- **Problem to work on**
Extract from the listing each line in which the word "well" appears.

►

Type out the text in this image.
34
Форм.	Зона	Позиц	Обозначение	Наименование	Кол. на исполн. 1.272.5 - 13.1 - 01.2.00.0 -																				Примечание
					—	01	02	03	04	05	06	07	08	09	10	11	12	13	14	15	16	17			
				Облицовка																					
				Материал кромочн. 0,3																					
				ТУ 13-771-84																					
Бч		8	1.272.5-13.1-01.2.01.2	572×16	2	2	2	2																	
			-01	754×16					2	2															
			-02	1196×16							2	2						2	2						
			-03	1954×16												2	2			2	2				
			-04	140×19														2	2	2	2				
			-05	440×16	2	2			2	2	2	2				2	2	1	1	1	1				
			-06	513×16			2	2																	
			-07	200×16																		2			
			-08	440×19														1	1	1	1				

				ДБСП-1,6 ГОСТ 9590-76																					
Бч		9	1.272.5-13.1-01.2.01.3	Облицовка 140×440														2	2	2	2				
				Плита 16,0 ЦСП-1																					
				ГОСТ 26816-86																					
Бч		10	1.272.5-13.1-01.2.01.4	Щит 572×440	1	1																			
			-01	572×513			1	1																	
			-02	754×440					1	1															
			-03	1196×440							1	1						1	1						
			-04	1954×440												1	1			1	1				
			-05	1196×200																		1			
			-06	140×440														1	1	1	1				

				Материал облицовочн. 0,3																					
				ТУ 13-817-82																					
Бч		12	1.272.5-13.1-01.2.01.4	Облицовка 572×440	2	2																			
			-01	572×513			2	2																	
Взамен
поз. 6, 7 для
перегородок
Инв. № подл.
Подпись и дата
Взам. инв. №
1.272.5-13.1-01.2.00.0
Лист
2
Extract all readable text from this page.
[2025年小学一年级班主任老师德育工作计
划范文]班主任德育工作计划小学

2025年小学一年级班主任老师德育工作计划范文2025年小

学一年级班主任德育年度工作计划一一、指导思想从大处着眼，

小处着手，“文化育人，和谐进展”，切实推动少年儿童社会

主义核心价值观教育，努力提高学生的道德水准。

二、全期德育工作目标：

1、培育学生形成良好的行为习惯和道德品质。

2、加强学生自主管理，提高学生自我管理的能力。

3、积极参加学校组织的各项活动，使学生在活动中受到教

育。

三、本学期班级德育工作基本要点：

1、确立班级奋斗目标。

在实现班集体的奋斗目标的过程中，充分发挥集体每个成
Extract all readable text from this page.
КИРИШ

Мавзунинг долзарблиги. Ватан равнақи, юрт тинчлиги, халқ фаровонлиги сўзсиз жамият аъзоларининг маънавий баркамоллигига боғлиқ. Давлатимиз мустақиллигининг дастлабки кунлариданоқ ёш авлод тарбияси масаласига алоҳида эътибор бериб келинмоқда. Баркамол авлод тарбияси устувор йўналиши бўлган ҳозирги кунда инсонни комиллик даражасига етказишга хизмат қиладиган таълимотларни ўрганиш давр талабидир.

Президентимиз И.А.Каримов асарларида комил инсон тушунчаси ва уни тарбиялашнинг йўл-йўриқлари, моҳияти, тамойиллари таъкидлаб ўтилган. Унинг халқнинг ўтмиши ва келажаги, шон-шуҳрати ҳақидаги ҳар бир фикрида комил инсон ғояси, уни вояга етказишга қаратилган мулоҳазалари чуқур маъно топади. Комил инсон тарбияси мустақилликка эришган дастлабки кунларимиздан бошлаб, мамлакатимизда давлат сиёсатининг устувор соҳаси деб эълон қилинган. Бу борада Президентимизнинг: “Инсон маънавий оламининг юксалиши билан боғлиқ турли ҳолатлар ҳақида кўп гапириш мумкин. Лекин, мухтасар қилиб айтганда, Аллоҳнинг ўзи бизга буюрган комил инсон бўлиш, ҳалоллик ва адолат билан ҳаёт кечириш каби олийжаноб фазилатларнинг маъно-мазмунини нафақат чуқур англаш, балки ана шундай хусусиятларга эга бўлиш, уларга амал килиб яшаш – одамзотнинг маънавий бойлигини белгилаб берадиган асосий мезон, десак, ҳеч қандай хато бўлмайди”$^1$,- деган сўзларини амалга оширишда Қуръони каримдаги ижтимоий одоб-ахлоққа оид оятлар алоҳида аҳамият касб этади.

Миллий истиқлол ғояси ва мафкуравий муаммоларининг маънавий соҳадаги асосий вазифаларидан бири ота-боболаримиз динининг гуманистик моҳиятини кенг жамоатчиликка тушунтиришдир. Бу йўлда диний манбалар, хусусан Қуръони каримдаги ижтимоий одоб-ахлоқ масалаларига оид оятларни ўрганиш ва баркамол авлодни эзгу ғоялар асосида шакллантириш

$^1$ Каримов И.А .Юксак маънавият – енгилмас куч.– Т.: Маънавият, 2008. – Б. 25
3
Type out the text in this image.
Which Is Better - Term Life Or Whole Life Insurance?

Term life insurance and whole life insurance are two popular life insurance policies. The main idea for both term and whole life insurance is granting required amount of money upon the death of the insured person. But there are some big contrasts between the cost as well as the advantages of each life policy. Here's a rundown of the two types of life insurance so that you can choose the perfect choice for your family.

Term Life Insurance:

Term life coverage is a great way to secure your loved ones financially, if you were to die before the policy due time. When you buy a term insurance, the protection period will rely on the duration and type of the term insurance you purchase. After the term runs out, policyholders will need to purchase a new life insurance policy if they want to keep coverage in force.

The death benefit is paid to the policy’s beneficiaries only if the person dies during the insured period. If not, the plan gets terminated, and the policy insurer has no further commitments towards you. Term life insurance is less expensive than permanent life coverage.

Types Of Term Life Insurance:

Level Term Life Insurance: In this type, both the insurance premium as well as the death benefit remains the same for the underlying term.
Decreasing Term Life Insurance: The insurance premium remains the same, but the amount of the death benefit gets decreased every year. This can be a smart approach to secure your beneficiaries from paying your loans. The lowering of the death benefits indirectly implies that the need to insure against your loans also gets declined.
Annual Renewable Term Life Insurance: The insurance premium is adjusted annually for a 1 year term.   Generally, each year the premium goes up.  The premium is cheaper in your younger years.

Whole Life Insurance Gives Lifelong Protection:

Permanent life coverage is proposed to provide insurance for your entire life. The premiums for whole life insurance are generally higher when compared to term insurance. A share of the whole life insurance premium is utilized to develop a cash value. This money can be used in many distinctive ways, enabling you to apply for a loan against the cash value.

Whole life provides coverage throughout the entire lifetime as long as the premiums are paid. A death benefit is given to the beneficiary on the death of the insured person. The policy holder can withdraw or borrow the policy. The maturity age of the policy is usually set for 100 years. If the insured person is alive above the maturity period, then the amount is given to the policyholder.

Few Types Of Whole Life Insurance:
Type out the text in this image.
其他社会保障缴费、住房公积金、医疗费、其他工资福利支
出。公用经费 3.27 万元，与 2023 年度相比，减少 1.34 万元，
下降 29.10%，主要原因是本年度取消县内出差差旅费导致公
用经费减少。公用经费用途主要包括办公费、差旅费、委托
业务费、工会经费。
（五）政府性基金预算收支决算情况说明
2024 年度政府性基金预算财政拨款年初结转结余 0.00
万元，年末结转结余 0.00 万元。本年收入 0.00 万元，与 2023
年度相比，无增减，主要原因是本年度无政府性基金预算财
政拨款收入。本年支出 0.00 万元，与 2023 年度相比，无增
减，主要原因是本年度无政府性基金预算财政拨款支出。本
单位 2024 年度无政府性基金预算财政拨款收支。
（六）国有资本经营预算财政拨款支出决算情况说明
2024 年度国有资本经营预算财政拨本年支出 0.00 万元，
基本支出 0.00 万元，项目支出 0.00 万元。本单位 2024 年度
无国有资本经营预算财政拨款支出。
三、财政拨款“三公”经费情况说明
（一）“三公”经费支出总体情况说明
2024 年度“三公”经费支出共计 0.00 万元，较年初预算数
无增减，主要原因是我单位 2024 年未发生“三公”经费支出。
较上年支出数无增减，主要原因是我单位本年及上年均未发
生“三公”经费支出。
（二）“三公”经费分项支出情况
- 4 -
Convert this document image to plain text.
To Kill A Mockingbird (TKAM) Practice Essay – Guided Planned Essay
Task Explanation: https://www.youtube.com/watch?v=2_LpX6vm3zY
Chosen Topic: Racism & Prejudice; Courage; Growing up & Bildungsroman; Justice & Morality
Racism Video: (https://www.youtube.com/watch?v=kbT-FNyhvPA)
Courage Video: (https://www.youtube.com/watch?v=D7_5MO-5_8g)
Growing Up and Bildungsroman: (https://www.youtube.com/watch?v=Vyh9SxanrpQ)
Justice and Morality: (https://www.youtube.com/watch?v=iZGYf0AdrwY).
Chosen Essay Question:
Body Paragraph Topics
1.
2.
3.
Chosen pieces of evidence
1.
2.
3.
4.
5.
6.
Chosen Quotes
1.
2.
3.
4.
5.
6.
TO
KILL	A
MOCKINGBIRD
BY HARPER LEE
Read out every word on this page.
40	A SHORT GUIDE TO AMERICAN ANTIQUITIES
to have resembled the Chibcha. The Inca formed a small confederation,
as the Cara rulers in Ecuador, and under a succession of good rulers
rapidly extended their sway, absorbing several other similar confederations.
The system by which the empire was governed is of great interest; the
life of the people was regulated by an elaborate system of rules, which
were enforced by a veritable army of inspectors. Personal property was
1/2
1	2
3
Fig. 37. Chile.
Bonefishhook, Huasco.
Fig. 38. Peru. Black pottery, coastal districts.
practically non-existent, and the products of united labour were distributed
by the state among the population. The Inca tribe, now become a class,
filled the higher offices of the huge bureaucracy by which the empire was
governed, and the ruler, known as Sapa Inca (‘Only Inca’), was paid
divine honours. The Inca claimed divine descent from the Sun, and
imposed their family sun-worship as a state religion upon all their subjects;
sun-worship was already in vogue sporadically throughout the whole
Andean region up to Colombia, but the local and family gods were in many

◄

- **Expected output**
Term life insurance and whole life insurance are two popular life insurance policies. The main idea for both term and whole life insurance is granting required amount of money upon the death of the insured person. But there are some big contrasts between the cost as well as the advantages of each life policy. Here's a rundown of the two types of life insurance so that you can choose the perfect choice for your family.
Level Term Life Insurance: In this type, both the insurance premium as well as the death benefit remains the same for the underlying term.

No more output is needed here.